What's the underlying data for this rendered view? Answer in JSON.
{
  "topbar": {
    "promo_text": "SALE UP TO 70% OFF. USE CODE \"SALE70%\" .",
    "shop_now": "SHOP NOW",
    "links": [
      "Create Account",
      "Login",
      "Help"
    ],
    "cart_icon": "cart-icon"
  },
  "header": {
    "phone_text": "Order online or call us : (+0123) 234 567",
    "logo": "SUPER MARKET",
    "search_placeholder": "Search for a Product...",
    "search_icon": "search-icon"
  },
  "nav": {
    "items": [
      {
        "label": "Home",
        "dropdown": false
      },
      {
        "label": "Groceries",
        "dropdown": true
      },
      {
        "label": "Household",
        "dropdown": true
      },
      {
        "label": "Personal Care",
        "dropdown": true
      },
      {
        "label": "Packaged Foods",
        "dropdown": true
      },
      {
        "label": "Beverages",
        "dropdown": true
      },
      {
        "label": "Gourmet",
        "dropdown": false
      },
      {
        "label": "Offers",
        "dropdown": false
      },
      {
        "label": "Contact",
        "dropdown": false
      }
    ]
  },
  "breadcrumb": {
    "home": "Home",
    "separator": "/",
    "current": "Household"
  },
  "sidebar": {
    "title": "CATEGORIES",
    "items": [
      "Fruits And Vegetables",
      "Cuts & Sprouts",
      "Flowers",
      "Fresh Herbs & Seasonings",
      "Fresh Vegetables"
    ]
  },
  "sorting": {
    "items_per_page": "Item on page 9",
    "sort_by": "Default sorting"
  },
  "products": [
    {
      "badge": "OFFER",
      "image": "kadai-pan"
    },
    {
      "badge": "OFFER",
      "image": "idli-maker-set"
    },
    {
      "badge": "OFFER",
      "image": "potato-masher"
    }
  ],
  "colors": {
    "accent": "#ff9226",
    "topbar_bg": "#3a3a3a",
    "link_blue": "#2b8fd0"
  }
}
........
-- Given instruction --
Reproduce the entries above exactly.

-- The solution --
What's the underlying data for this rendered view? Answer in JSON.
{
  "topbar": {
    "promo_text": "SALE UP TO 70% OFF. USE CODE \"SALE70%\" .",
    "shop_now": "SHOP NOW",
    "links": [
      "Create Account",
      "Login",
      "Help"
    ],
    "cart_icon": "cart-icon"
  },
  "header": {
    "phone_text": "Order online or call us : (+0123) 234 567",
    "logo": "SUPER MARKET",
    "search_placeholder": "Search for a Product...",
    "search_icon": "search-icon"
  },
  "nav": {
    "items": [
      {
        "label": "Home",
        "dropdown": false
      },
      {
        "label": "Groceries",
        "dropdown": true
      },
      {
        "label": "Household",
        "dropdown": true
      },
      {
        "label": "Personal Care",
        "dropdown": true
      },
      {
        "label": "Packaged Foods",
        "dropdown": true
      },
      {
        "label": "Beverages",
        "dropdown": true
      },
      {
        "label": "Gourmet",
        "dropdown": false
      },
      {
        "label": "Offers",
        "dropdown": false
      },
      {
        "label": "Contact",
        "dropdown": false
      }
    ]
  },
  "breadcrumb": {
    "home": "Home",
    "separator": "/",
    "current": "Household"
  },
  "sidebar": {
    "title": "CATEGORIES",
    "items": [
      "Fruits And Vegetables",
      "Cuts & Sprouts",
      "Flowers",
      "Fresh Herbs & Seasonings",
      "Fresh Vegetables"
    ]
  },
  "sorting": {
    "items_per_page": "Item on page 9",
    "sort_by": "Default sorting"
  },
  "products": [
    {
      "badge": "OFFER",
      "image": "kadai-pan"
    },
    {
      "badge": "OFFER",
      "image": "idli-maker-set"
    },
    {
      "badge": "OFFER",
      "image": "potato-masher"
    }
  ],
  "colors": {
    "accent": "#ff9226",
    "topbar_bg": "#3a3a3a",
    "link_blue": "#2b8fd0"
  }
}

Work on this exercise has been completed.